[Dataset records]
## BEGIN
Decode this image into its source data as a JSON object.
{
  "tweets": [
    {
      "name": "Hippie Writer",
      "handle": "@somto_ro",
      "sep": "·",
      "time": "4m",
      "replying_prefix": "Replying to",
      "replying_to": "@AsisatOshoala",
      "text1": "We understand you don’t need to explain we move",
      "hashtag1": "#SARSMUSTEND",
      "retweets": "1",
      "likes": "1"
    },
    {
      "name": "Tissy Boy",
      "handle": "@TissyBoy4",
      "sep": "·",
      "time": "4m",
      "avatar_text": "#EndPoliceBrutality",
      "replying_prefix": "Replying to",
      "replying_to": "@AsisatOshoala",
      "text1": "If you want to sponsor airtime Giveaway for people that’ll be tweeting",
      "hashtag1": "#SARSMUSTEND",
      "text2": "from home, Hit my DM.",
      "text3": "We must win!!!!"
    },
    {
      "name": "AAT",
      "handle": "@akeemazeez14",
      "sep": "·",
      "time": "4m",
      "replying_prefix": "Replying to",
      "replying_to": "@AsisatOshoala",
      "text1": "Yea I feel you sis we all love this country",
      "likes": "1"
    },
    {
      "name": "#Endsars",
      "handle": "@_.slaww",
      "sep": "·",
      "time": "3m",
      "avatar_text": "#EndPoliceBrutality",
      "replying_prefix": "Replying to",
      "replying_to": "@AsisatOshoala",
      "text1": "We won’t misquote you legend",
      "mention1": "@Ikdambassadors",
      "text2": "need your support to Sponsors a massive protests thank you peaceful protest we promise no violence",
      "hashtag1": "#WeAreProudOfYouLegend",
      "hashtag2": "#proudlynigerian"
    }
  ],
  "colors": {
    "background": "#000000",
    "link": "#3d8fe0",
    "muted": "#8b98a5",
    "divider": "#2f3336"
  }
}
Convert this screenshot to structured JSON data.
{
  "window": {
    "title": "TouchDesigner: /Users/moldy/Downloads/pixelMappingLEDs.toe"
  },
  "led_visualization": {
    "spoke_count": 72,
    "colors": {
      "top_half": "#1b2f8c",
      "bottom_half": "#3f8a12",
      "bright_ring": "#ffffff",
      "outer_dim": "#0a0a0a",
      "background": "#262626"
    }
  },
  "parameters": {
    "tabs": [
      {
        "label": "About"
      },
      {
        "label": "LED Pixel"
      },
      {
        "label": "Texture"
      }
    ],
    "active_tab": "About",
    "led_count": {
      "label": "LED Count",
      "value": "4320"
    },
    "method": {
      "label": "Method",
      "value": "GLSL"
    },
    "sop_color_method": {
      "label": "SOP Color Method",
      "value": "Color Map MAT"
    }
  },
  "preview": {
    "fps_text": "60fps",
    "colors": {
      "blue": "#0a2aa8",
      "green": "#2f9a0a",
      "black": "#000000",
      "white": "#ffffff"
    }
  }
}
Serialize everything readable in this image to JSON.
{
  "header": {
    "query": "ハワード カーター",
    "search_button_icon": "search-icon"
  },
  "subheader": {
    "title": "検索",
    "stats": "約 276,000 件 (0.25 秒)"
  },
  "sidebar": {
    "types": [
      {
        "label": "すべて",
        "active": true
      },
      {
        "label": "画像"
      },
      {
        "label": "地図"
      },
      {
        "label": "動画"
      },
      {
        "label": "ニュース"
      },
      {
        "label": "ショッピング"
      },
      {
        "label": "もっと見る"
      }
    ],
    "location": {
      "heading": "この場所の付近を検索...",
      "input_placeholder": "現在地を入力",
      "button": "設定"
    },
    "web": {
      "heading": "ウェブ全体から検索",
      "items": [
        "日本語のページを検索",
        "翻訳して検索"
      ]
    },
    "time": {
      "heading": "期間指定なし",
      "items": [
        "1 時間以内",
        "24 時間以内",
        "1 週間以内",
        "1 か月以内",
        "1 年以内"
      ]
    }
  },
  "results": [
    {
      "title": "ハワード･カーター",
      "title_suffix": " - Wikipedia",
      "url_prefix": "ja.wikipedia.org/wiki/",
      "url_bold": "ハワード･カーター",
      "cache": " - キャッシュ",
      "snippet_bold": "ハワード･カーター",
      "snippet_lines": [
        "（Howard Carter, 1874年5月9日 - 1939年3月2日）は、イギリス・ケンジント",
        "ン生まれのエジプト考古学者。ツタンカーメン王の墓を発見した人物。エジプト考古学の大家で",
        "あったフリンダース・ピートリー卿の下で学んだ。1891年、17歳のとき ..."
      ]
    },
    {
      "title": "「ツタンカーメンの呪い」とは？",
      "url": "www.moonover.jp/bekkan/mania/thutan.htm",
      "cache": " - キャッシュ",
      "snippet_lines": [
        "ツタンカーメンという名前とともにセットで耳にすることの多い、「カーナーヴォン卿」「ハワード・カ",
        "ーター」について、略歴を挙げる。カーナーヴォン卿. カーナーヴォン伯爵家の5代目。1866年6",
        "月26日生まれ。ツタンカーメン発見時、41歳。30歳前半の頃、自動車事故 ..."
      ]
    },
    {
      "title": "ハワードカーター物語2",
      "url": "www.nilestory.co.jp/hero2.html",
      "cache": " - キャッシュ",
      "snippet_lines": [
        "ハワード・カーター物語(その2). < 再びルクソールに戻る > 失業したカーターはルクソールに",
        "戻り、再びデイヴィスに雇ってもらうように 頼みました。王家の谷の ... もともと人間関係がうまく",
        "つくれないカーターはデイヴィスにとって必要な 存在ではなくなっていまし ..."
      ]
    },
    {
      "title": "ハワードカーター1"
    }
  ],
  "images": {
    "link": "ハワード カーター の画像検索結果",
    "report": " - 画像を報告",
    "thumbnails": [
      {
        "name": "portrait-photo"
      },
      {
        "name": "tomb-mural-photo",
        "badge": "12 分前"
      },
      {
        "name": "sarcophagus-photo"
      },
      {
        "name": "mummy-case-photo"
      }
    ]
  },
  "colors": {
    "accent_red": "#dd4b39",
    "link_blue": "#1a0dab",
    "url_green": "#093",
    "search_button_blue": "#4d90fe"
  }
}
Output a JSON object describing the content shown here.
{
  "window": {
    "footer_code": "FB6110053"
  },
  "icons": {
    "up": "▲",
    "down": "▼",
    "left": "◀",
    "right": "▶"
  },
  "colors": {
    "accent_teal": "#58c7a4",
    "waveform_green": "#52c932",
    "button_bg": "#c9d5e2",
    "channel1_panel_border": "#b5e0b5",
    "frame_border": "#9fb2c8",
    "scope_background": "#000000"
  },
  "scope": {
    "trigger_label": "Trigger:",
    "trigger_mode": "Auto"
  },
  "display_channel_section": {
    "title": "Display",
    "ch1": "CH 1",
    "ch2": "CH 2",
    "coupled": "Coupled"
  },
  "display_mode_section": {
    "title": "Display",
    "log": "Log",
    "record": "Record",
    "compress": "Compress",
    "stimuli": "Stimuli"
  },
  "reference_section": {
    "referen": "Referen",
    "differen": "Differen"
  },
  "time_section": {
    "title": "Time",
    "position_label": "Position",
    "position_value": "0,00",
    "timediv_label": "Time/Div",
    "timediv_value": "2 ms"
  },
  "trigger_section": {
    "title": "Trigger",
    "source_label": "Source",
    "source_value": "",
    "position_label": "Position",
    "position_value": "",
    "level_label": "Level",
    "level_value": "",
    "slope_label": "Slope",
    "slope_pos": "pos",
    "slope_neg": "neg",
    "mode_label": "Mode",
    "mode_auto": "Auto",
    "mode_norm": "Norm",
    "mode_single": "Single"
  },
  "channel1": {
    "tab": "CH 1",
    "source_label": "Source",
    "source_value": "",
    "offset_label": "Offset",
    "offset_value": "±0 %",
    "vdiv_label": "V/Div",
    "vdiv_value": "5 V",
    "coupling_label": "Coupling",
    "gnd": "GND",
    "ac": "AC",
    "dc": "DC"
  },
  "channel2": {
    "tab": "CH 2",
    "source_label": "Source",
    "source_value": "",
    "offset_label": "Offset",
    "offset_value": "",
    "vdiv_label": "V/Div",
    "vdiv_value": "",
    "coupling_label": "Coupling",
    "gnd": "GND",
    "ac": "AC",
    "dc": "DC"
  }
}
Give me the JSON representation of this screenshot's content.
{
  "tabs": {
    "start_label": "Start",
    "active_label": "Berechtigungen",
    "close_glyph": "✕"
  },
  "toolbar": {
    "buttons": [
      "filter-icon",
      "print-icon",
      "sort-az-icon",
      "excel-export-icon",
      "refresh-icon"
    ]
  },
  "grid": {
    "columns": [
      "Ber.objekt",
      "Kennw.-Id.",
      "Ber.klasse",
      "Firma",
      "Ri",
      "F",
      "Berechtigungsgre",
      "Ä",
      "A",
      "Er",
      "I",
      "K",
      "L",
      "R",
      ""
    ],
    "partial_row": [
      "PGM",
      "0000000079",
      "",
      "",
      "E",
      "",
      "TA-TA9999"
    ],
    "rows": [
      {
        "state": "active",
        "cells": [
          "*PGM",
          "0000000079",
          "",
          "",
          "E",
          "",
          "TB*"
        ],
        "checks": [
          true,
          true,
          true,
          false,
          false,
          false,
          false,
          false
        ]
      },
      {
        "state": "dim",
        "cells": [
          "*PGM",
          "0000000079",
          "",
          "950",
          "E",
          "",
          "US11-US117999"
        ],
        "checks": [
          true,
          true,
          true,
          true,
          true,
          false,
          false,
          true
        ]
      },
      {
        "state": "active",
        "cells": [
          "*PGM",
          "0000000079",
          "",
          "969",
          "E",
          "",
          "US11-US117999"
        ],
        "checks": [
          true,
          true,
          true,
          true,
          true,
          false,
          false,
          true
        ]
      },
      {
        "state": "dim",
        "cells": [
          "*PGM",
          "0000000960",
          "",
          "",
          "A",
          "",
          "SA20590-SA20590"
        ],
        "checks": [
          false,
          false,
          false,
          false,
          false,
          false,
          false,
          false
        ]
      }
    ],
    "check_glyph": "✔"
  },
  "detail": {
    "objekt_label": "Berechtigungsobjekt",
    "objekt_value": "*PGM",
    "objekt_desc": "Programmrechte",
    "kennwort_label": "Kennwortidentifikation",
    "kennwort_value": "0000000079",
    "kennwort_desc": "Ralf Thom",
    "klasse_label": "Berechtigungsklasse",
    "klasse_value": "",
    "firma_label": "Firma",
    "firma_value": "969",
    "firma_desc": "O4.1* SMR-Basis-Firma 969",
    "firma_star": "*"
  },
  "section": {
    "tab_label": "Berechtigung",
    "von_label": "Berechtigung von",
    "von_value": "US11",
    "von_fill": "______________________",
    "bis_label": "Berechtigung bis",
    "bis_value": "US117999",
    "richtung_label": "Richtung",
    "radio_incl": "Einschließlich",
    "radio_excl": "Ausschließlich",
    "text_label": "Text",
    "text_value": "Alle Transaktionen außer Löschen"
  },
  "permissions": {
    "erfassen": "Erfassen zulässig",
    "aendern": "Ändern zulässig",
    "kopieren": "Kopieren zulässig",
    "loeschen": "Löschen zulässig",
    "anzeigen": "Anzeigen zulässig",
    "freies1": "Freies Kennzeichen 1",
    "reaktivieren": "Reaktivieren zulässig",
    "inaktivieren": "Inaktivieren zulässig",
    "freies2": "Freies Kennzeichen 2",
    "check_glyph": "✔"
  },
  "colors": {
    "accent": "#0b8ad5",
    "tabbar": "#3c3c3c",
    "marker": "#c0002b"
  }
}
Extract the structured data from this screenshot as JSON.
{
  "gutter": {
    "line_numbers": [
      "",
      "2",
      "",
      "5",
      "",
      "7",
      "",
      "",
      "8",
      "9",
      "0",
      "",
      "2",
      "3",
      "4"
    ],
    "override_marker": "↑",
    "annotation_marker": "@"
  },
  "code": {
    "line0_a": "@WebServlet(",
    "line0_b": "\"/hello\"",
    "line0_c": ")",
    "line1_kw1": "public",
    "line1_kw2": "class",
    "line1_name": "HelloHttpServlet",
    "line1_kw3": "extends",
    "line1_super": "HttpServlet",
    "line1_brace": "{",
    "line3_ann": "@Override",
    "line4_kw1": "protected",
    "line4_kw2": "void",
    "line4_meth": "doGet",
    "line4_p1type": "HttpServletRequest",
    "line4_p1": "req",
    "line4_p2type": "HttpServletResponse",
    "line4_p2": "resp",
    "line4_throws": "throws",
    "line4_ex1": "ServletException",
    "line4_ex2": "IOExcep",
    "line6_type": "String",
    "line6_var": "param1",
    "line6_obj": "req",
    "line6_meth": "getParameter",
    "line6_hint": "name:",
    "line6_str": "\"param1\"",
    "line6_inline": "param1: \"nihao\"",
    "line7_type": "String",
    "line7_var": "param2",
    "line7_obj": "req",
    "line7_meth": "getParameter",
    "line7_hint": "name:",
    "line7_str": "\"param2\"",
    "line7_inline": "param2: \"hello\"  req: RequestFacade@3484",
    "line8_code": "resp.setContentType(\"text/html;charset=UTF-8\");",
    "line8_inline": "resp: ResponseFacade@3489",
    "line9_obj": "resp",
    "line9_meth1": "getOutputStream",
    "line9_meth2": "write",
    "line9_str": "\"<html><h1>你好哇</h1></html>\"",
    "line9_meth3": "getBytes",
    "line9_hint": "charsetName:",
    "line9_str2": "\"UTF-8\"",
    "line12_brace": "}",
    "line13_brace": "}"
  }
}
## END
> **Your objective**
Filter the records above for "heading" and copy every matching line.

> **Written response**
      "heading": "この場所の付近を検索...",
      "heading": "ウェブ全体から検索",
      "heading": "期間指定なし",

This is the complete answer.